*Entries shown*.

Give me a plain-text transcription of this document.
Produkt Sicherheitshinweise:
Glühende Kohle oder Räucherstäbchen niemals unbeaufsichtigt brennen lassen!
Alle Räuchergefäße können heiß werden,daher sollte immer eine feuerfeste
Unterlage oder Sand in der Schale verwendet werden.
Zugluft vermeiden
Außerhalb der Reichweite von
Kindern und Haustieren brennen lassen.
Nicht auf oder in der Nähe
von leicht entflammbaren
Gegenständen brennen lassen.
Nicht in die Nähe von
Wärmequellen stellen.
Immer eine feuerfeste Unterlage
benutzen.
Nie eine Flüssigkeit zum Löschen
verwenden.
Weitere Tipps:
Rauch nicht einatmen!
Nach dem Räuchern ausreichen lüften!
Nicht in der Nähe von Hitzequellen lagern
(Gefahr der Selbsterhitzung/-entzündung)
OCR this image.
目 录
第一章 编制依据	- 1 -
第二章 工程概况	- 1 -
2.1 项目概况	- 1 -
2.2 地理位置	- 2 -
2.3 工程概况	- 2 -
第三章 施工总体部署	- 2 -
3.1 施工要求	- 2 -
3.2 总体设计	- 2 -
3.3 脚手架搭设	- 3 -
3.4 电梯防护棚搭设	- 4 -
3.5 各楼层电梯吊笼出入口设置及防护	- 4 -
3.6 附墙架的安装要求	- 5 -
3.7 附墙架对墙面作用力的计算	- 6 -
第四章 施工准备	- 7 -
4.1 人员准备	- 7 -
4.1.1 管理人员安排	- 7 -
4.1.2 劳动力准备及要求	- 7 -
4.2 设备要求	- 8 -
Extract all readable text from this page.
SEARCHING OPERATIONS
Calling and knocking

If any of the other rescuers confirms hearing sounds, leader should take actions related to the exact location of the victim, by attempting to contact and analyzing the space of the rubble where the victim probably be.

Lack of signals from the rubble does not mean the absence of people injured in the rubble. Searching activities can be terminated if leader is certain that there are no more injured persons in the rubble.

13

*Written request*.
Quote the data above in full, changing nothing.

*Solution for this task*.
Give me a plain-text transcription of this document.
Produkt Sicherheitshinweise:
Glühende Kohle oder Räucherstäbchen niemals unbeaufsichtigt brennen lassen!
Alle Räuchergefäße können heiß werden,daher sollte immer eine feuerfeste
Unterlage oder Sand in der Schale verwendet werden.
Zugluft vermeiden
Außerhalb der Reichweite von
Kindern und Haustieren brennen lassen.
Nicht auf oder in der Nähe
von leicht entflammbaren
Gegenständen brennen lassen.
Nicht in die Nähe von
Wärmequellen stellen.
Immer eine feuerfeste Unterlage
benutzen.
Nie eine Flüssigkeit zum Löschen
verwenden.
Weitere Tipps:
Rauch nicht einatmen!
Nach dem Räuchern ausreichen lüften!
Nicht in der Nähe von Hitzequellen lagern
(Gefahr der Selbsterhitzung/-entzündung)
OCR this image.
目 录
第一章 编制依据	- 1 -
第二章 工程概况	- 1 -
2.1 项目概况	- 1 -
2.2 地理位置	- 2 -
2.3 工程概况	- 2 -
第三章 施工总体部署	- 2 -
3.1 施工要求	- 2 -
3.2 总体设计	- 2 -
3.3 脚手架搭设	- 3 -
3.4 电梯防护棚搭设	- 4 -
3.5 各楼层电梯吊笼出入口设置及防护	- 4 -
3.6 附墙架的安装要求	- 5 -
3.7 附墙架对墙面作用力的计算	- 6 -
第四章 施工准备	- 7 -
4.1 人员准备	- 7 -
4.1.1 管理人员安排	- 7 -
4.1.2 劳动力准备及要求	- 7 -
4.2 设备要求	- 8 -
Extract all readable text from this page.
SEARCHING OPERATIONS
Calling and knocking

If any of the other rescuers confirms hearing sounds, leader should take actions related to the exact location of the victim, by attempting to contact and analyzing the space of the rubble where the victim probably be.

Lack of signals from the rubble does not mean the absence of people injured in the rubble. Searching activities can be terminated if leader is certain that there are no more injured persons in the rubble.

13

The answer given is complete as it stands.